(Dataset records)
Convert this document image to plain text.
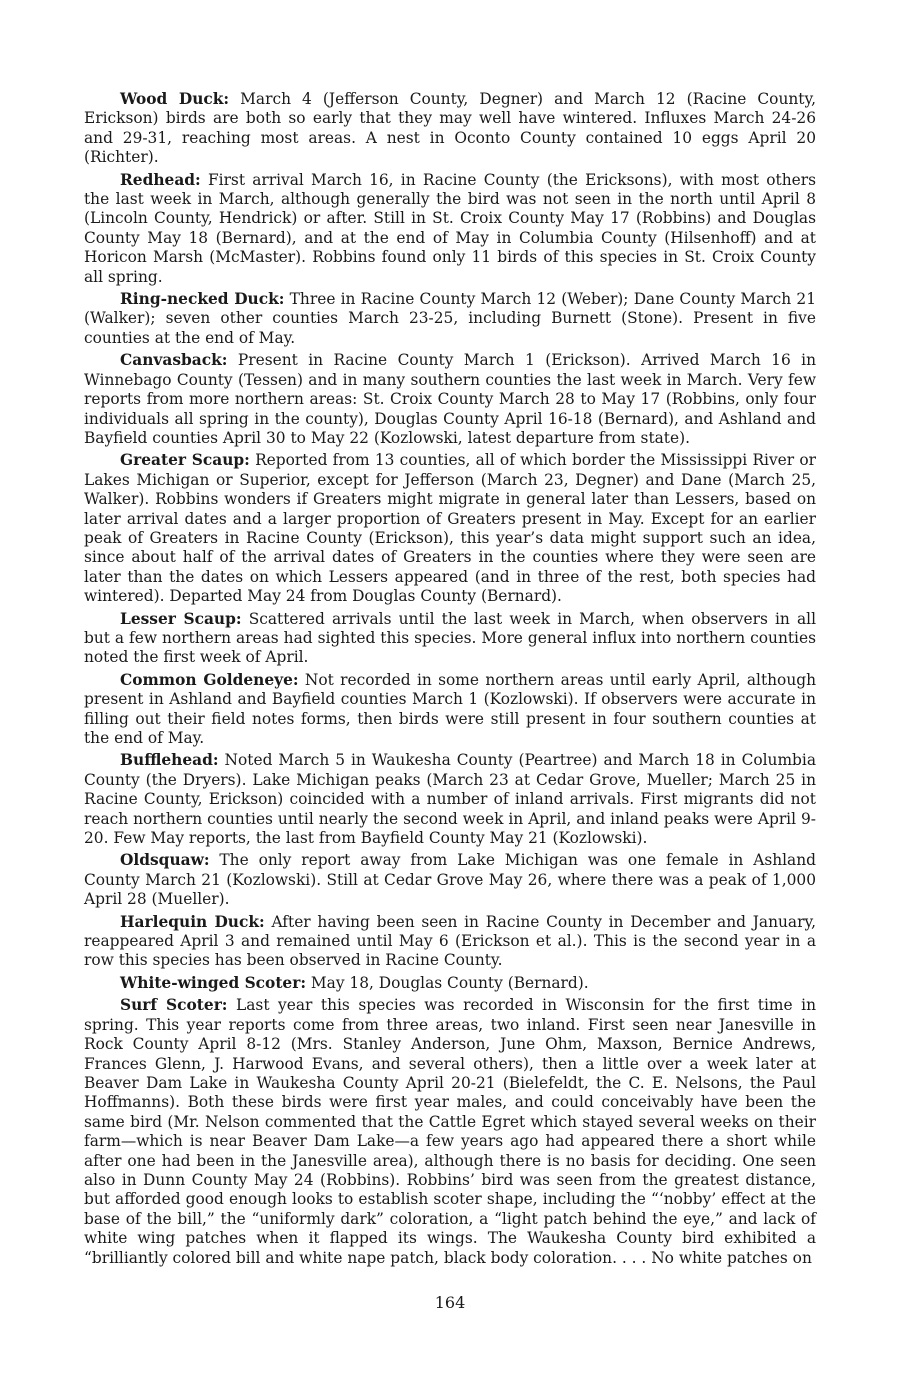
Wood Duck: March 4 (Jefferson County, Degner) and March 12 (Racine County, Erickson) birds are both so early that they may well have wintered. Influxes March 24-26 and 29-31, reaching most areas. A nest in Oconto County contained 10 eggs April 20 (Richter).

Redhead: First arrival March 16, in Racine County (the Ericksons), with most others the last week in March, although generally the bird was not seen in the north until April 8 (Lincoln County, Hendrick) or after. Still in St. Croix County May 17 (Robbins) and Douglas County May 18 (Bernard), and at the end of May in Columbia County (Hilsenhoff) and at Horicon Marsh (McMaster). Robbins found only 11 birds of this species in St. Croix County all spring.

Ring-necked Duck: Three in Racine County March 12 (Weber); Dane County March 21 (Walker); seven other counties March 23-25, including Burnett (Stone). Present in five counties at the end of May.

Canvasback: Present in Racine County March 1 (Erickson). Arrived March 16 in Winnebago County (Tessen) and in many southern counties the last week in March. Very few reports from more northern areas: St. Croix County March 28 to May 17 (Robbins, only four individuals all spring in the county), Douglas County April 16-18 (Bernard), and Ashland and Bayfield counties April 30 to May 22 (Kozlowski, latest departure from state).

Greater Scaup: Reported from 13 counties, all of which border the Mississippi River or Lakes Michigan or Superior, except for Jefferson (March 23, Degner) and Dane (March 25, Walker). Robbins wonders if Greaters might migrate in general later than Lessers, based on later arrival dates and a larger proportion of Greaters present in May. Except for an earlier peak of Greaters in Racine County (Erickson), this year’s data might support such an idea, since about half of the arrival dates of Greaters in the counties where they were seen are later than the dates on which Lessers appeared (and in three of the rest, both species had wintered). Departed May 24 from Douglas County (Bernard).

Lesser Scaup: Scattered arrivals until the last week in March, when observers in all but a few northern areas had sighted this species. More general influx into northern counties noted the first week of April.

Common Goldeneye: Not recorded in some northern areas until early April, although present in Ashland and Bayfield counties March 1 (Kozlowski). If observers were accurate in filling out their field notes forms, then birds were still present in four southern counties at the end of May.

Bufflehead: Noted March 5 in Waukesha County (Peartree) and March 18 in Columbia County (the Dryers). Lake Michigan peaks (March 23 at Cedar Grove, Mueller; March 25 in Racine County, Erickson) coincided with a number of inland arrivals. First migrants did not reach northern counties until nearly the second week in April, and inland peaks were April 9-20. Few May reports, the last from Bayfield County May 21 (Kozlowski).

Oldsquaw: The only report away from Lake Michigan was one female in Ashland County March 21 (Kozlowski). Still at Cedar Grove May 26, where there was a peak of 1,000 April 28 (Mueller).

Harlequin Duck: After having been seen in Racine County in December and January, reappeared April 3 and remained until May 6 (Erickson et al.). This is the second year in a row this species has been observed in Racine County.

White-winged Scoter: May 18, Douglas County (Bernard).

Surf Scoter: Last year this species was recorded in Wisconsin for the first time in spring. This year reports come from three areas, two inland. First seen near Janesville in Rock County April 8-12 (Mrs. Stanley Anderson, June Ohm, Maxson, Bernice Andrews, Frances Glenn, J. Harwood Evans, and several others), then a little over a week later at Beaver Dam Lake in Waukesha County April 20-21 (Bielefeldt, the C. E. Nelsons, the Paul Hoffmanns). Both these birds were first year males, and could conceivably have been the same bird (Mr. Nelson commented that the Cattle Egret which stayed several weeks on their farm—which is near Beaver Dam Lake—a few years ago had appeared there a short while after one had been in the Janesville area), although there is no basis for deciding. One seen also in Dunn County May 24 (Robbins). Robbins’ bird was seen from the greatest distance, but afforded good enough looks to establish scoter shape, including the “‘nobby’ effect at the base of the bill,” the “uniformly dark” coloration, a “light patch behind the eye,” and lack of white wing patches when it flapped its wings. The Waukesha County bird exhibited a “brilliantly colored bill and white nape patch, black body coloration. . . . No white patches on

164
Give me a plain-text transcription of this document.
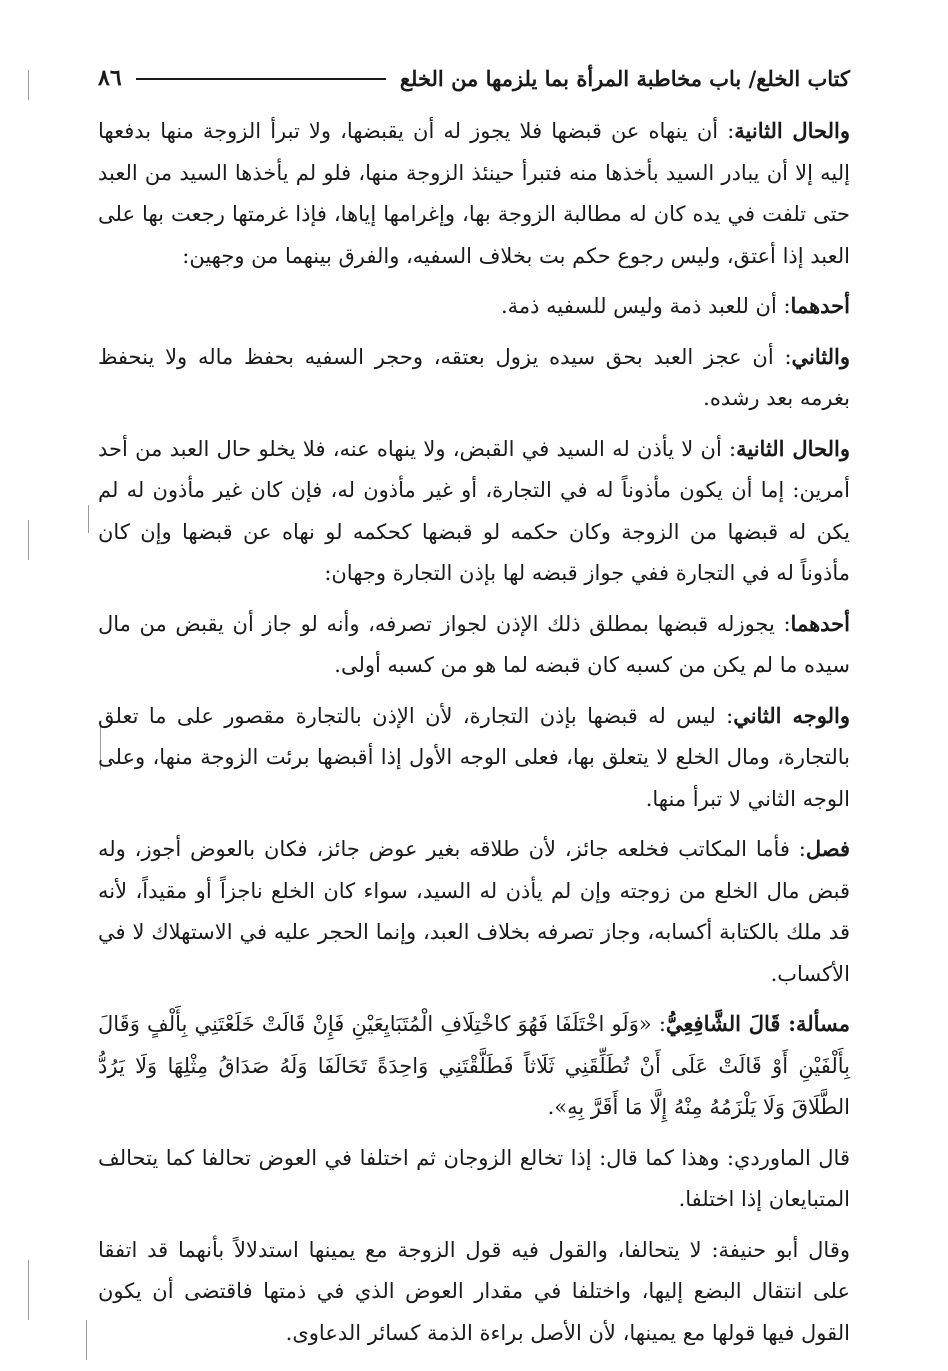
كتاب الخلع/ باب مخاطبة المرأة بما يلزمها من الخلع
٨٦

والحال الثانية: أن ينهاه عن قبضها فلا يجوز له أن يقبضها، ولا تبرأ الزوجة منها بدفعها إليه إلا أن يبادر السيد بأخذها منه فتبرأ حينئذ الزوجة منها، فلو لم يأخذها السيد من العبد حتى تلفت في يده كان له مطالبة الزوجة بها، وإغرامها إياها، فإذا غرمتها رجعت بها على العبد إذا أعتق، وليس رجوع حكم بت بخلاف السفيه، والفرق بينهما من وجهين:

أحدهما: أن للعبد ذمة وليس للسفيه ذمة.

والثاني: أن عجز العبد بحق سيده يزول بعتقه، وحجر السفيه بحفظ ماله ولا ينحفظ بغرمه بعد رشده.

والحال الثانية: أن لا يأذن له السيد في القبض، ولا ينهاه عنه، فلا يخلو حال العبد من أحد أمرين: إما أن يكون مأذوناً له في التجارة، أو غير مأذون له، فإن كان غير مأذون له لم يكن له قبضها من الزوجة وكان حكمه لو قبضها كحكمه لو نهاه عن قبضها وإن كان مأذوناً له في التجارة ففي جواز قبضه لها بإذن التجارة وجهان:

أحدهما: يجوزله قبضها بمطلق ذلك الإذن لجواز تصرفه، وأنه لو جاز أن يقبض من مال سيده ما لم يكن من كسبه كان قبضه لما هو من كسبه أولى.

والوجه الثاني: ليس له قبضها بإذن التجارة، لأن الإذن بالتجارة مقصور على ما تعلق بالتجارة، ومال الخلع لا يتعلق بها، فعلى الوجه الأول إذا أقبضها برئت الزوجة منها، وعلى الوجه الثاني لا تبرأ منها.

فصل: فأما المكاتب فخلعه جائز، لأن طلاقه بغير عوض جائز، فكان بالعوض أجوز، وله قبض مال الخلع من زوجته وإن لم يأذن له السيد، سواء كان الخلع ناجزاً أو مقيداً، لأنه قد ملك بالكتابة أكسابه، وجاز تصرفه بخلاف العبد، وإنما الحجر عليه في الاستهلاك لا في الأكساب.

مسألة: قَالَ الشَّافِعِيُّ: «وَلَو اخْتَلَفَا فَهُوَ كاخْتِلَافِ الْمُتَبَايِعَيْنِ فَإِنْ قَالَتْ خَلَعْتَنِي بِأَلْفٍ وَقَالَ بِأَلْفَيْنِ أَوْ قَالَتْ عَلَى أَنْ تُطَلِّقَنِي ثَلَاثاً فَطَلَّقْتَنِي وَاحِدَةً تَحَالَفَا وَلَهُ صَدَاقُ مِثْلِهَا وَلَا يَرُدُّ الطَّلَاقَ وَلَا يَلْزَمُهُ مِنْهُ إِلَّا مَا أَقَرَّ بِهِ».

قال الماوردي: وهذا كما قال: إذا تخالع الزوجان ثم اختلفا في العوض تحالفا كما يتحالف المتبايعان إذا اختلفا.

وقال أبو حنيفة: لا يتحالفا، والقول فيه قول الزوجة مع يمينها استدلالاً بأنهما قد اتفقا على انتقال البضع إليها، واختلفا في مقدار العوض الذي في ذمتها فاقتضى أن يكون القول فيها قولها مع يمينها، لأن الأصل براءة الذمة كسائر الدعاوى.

==

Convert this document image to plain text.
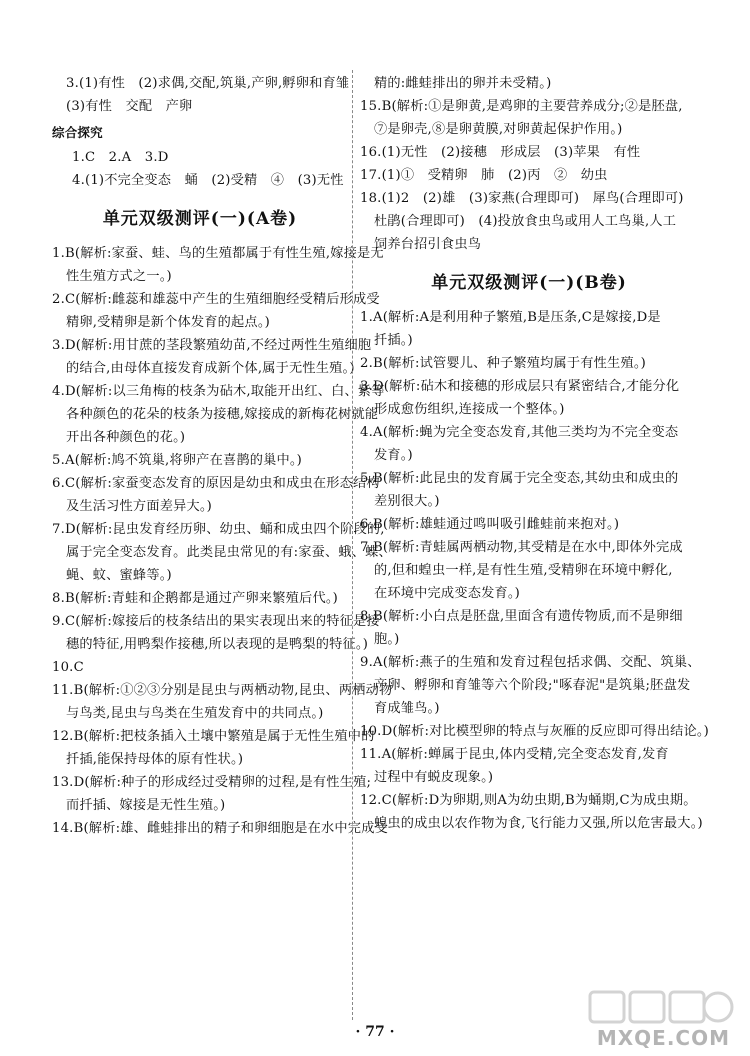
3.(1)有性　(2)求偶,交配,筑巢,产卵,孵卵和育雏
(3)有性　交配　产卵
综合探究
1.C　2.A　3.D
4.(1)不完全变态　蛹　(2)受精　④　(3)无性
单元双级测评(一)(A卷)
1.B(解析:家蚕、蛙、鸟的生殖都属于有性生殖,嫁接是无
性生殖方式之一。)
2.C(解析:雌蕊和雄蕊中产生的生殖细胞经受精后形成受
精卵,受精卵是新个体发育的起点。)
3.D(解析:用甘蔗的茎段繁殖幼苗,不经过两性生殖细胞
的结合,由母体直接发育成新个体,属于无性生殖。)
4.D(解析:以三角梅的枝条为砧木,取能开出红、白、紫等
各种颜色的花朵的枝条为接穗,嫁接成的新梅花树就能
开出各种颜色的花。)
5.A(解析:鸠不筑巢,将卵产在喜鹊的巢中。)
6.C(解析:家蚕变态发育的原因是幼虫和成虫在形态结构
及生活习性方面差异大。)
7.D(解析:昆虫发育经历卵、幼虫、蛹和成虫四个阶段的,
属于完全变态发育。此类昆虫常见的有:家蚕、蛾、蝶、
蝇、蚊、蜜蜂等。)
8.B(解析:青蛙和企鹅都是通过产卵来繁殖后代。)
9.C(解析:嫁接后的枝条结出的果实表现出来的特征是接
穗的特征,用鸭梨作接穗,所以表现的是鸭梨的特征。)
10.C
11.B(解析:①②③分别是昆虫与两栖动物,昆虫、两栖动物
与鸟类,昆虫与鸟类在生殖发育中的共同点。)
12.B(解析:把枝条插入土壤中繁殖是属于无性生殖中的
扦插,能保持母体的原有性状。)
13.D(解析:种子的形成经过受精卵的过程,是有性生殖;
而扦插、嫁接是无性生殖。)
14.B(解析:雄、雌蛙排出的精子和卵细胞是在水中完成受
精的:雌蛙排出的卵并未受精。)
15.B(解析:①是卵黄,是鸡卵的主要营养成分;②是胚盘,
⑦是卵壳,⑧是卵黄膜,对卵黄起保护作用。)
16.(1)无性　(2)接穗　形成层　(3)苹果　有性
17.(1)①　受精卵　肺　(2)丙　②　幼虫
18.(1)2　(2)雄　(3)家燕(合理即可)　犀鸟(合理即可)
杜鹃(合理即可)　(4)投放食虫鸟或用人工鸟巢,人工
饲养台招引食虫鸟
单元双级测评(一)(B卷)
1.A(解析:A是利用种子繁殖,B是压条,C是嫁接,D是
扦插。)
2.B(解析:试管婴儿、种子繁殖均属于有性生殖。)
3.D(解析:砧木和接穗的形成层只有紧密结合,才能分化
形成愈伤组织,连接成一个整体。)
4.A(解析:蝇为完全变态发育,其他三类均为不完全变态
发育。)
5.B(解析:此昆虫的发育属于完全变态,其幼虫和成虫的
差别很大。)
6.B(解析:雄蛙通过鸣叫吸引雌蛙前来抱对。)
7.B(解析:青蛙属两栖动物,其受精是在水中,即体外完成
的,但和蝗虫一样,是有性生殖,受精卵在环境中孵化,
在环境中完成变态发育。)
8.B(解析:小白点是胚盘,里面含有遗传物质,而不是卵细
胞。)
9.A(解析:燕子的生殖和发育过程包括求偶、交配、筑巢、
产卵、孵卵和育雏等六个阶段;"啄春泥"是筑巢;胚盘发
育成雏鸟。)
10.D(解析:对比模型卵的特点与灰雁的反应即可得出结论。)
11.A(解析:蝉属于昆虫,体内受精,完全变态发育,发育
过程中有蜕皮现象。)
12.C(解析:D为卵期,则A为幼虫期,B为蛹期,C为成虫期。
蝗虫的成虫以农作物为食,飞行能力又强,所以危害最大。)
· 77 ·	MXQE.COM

* * *

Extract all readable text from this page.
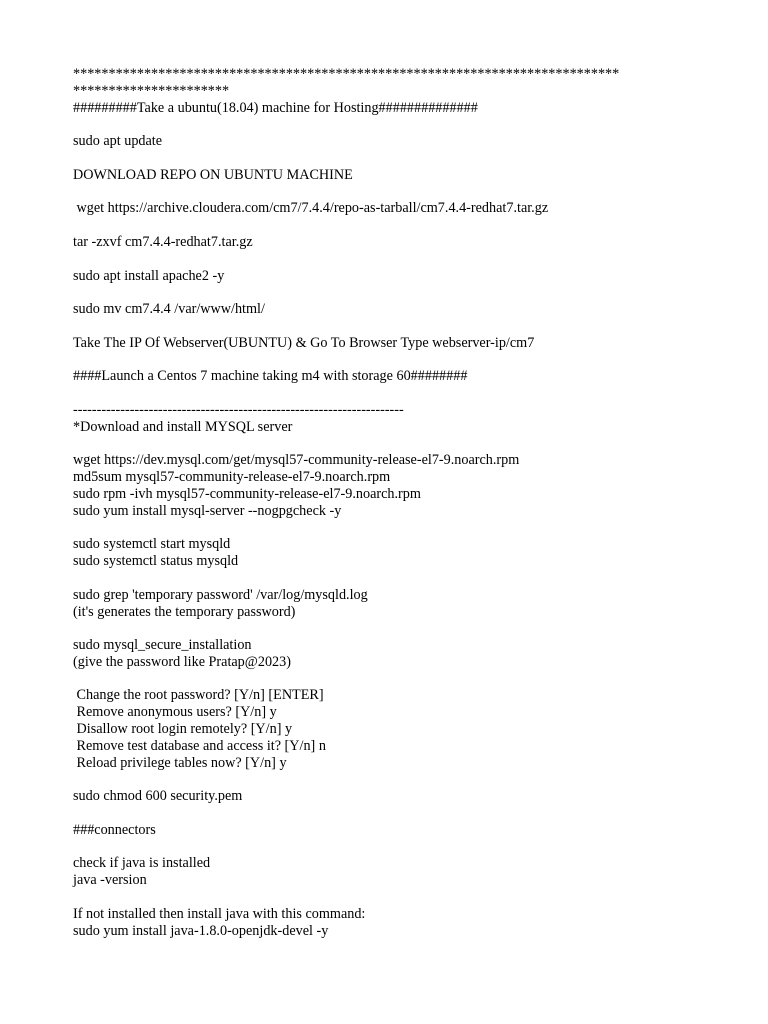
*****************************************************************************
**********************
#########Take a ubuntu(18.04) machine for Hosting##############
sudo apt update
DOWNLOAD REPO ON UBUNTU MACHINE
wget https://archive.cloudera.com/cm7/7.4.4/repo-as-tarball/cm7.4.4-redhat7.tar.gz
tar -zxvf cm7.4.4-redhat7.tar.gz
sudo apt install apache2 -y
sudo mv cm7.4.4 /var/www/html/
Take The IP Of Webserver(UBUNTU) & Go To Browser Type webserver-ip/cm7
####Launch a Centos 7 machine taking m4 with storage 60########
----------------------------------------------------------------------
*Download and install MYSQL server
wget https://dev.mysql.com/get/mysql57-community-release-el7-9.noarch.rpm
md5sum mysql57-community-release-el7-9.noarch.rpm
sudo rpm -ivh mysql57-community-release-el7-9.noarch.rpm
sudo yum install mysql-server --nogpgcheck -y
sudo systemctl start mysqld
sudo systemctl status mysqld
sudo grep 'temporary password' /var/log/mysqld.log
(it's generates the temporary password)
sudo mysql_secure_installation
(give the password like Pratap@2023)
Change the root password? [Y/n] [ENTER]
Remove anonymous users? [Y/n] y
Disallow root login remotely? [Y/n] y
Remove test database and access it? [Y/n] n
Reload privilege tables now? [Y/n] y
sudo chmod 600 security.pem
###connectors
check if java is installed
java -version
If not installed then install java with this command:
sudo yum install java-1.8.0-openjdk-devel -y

» SHORT PROBLEM
From the entries, report each line that includes the word "يأذن".

» CORRECT RESPONSE
والحال الثانية: أن لا يأذن له السيد في القبض، ولا ينهاه عنه، فلا يخلو حال العبد من أحد أمرين: إما أن يكون مأذوناً له في التجارة، أو غير مأذون له، فإن كان غير مأذون له لم يكن له قبضها من الزوجة وكان حكمه لو قبضها كحكمه لو نهاه عن قبضها وإن كان مأذوناً له في التجارة ففي جواز قبضه لها بإذن التجارة وجهان:
فصل: فأما المكاتب فخلعه جائز، لأن طلاقه بغير عوض جائز، فكان بالعوض أجوز، وله قبض مال الخلع من زوجته وإن لم يأذن له السيد، سواء كان الخلع ناجزاً أو مقيداً، لأنه قد ملك بالكتابة أكسابه، وجاز تصرفه بخلاف العبد، وإنما الحجر عليه في الاستهلاك لا في الأكساب.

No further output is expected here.